* [DIRECTIVE] Every entry must be repeated exactly. Exclude all pictures.
*** EXERCISE INPUT
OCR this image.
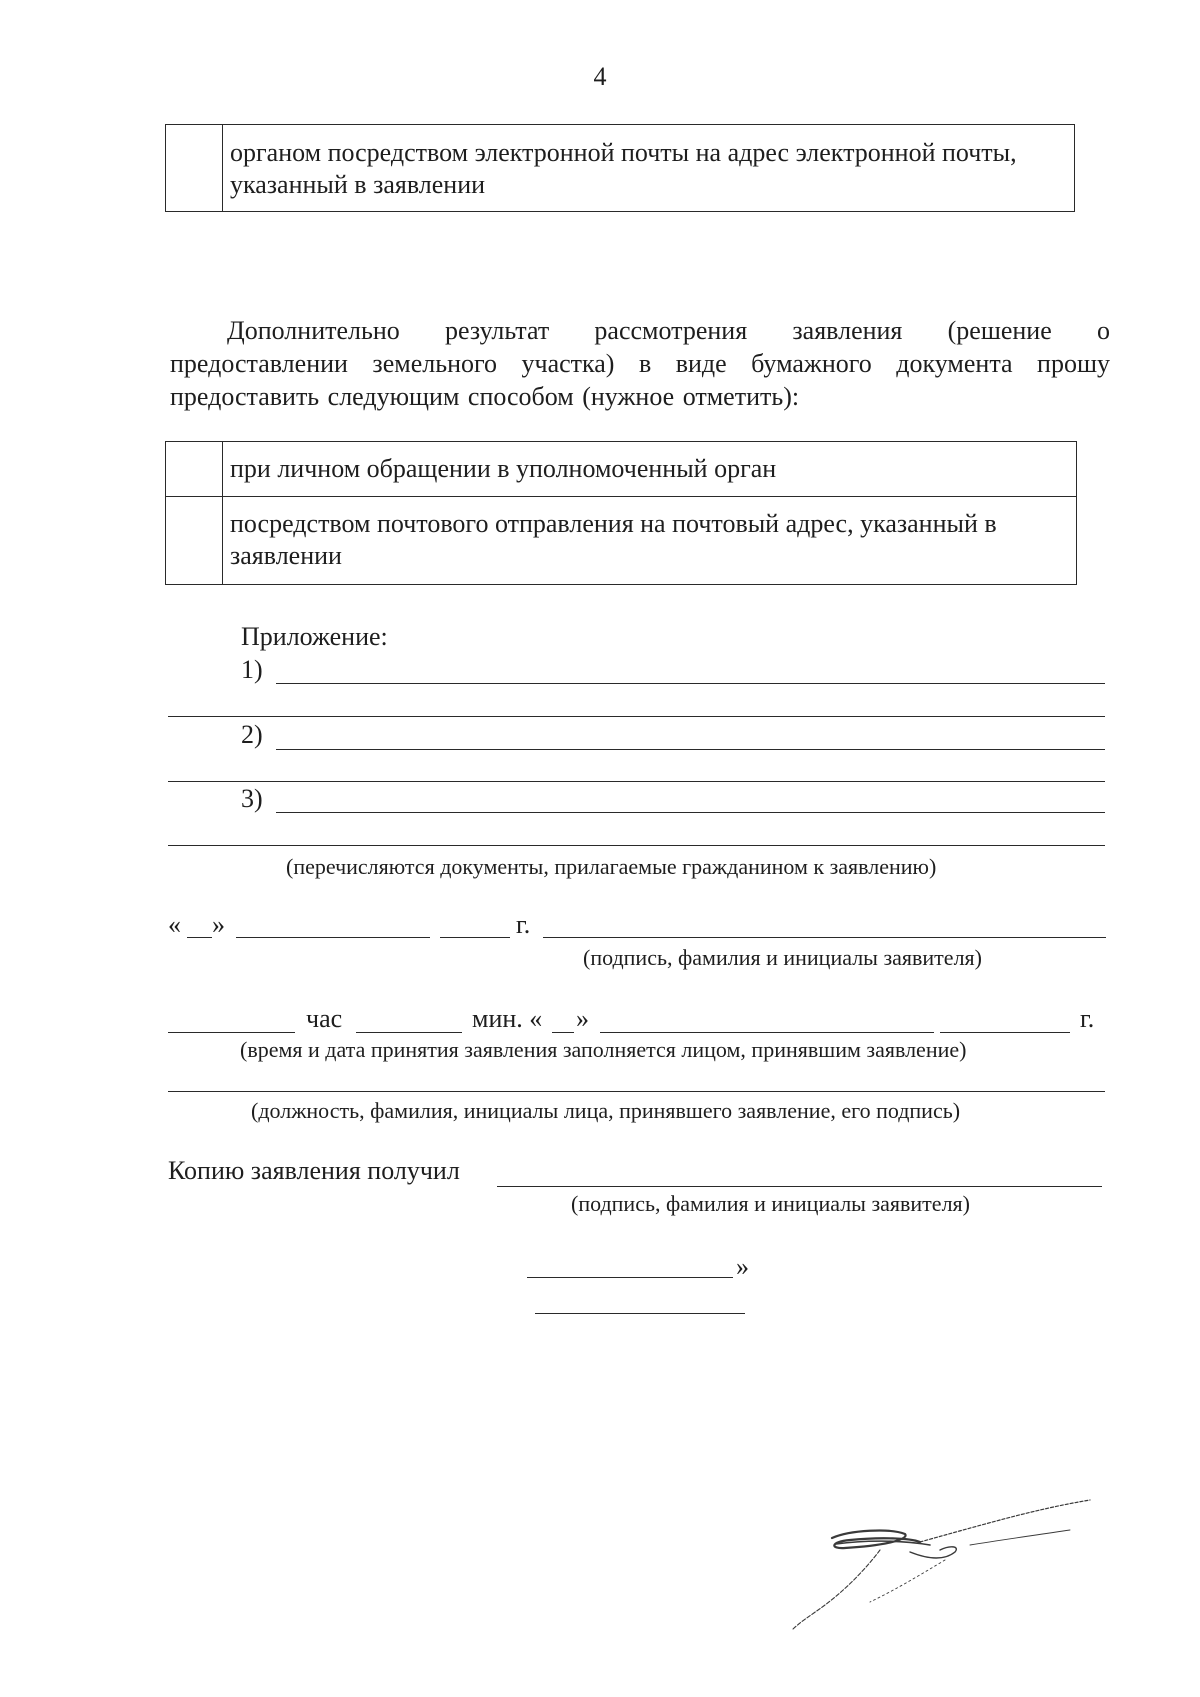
4
органом посредством электронной почты на адрес электронной почты, указанный в заявлении
Дополнительно результат рассмотрения заявления (решение о предоставлении земельного участка) в виде бумажного документа прошу предоставить следующим способом (нужное отметить):
при личном обращении в уполномоченный орган
посредством почтового отправления на почтовый адрес, указанный в заявлении
Приложение:
1)
2)
3)
(перечисляются документы, прилагаемые гражданином к заявлению)
« »	г.
(подпись, фамилия и инициалы заявителя)
час	мин. « »	г.
(время и дата принятия заявления заполняется лицом, принявшим заявление)
(должность, фамилия, инициалы лица, принявшего заявление, его подпись)
Копию заявления получил
(подпись, фамилия и инициалы заявителя)
»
******
* [WORKED SOLUTION]
OCR this image.
4
органом посредством электронной почты на адрес электронной почты, указанный в заявлении
Дополнительно результат рассмотрения заявления (решение о предоставлении земельного участка) в виде бумажного документа прошу предоставить следующим способом (нужное отметить):
при личном обращении в уполномоченный орган
посредством почтового отправления на почтовый адрес, указанный в заявлении
Приложение:
1)
2)
3)
(перечисляются документы, прилагаемые гражданином к заявлению)
« »	г.
(подпись, фамилия и инициалы заявителя)
час	мин. « »	г.
(время и дата принятия заявления заполняется лицом, принявшим заявление)
(должность, фамилия, инициалы лица, принявшего заявление, его подпись)
Копию заявления получил
(подпись, фамилия и инициалы заявителя)
»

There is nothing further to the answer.